### BRIEF 1
In the passage on the RichFaces CDK incremental build, what is compared when a build is triggered a second time?
### BRIEF 2
Reproduce the passage on the CDK incremental build between "CDK got an incremental" and "components development time.", inclusive.
### BRIEF 3
Take the passage on the CDK incremental build further, picking up after its final sentence.

#### PASSAGE ####

To whom of us using RichFaces CDK and being unsatisfied with a build time, our day just came!
CDK got an incremental build feature, which caches information collected during a Library compilation and store it on a hard drive.
Once you trigger a build for a second time, the last modification time of all sources is compared to last modification time of cache file.
When CDK recognizes that any source has changed, it will re-compile it and the collected data will be applied on Library model again, effectively rewriting old data.
How to Configure Incremental Build
How to configure incremental build in your CDK project? It's pretty simple: you don't need to do anything.Incremental build is turned on by default to make your life easier and to save your precious time.
I recommend you to configure the fast CDK turnaround using JRebel - together with the incremental build, nothing will beat you in the rich JSF components development time.

#### INPUT DATA ####

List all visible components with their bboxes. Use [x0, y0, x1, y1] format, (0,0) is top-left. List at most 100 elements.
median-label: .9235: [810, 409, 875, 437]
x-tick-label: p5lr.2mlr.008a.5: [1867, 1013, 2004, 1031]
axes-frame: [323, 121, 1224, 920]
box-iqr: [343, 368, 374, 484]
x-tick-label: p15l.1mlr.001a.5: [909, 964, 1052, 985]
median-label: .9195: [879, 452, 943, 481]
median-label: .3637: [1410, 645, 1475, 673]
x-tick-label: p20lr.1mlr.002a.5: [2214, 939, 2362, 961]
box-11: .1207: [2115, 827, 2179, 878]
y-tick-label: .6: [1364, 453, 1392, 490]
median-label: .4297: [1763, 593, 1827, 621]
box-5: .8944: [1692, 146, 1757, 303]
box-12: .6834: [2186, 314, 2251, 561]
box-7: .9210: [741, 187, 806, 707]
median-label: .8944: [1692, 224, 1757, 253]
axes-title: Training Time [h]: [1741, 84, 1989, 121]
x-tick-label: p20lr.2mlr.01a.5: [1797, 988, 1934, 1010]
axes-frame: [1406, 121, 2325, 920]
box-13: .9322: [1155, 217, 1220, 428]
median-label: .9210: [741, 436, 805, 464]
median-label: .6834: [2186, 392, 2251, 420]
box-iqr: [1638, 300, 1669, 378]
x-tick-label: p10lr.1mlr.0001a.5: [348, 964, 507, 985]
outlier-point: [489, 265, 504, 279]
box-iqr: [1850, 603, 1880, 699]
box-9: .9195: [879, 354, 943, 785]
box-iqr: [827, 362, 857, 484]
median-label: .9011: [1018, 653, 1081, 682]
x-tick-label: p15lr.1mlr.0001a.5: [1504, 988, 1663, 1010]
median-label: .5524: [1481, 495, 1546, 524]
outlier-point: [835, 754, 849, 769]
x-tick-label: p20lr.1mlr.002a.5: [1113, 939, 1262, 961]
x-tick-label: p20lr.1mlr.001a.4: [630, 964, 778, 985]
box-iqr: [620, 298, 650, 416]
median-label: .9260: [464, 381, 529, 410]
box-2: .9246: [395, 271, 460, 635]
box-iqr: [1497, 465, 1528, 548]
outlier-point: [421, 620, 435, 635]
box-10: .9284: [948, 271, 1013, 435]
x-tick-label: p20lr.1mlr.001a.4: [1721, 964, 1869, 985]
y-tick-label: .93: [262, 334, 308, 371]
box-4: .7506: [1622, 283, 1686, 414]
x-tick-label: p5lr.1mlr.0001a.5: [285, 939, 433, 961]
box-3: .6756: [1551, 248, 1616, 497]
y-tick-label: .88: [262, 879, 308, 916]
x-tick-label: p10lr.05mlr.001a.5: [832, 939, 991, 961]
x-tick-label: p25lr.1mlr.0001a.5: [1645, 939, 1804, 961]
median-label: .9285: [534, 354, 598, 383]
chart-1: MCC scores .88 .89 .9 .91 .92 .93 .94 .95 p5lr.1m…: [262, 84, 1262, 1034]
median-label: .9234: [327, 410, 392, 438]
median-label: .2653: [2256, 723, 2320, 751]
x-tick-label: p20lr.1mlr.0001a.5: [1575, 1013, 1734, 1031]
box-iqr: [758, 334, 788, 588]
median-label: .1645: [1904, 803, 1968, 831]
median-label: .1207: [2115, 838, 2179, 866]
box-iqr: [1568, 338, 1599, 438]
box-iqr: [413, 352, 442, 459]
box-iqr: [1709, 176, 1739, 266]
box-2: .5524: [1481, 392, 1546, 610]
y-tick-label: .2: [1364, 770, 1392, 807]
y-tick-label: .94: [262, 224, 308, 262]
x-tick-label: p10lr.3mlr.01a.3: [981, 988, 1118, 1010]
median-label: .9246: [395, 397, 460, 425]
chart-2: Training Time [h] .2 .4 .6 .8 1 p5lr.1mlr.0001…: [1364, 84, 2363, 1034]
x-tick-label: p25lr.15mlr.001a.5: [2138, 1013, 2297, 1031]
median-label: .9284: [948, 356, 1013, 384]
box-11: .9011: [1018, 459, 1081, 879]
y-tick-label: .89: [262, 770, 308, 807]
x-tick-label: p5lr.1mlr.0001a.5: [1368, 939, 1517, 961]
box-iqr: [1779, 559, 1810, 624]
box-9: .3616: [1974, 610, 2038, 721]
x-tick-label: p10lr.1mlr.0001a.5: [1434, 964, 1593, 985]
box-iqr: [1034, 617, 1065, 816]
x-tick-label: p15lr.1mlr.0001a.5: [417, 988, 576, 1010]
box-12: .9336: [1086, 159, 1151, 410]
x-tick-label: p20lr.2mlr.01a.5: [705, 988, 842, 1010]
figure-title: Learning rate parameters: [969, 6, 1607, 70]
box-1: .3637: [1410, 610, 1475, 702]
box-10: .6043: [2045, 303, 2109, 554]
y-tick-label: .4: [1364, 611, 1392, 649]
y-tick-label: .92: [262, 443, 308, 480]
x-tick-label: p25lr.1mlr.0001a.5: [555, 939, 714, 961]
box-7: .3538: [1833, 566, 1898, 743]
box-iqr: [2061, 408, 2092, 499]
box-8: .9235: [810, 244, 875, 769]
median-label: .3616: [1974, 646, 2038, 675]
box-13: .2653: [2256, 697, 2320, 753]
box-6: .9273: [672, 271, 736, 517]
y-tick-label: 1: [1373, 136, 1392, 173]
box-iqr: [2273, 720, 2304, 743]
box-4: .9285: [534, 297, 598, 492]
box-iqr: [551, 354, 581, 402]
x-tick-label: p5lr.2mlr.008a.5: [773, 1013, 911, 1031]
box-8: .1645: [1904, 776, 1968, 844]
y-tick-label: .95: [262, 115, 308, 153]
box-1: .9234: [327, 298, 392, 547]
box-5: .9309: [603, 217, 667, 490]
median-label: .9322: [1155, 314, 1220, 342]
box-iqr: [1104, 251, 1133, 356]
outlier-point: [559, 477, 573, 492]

####

### TASK OUTPUT 1
The last modification time of all sources is compared to the last modification time of the cache file.

### TASK OUTPUT 2
CDK got an incremental build feature, which caches information collected during a Library compilation and store it on a hard drive.
Once you trigger a build for a second time, the last modification time of all sources is compared to last modification time of cache file.
When CDK recognizes that any source has changed, it will re-compile it and the collected data will be applied on Library model again, effectively rewriting old data.
How to Configure Incremental Build
How to configure incremental build in your CDK project? It's pretty simple: you don't need to do anything.Incremental build is turned on by default to make your life easier and to save your precious time.
I recommend you to configure the fast CDK turnaround using JRebel - together with the incremental build, nothing will beat you in the rich JSF components development time.

### TASK OUTPUT 3
Troubleshooting
When using incremental build at current implementation, be aware that in some cases when you do structural changes (e.g. renaming methods), you may get to a point where the incrementally generated sources will not be valid - sometimes it won't make any trouble (attribute renaming), sometimes sources generated by CDK might not be even compilable at all.In this case, you just need to recompile the sources from scratch, either with additional maven-cdk-plugin configuration
$ mvn cdk:generate -Dcdk.recompile=true
or using command line interface:
$ bash run.sh --force-recompile
However in most cases, incremental build will work just fine. :-)
Improvement
Using incremental build, I have achieved build-time improvement from 10 545 ms to 1 622 ms in Bootstrap sandbox project.
Such an improvement will allow us to re-factor RichFaces component suite to be developed just from one maven module and simplify a build a lot.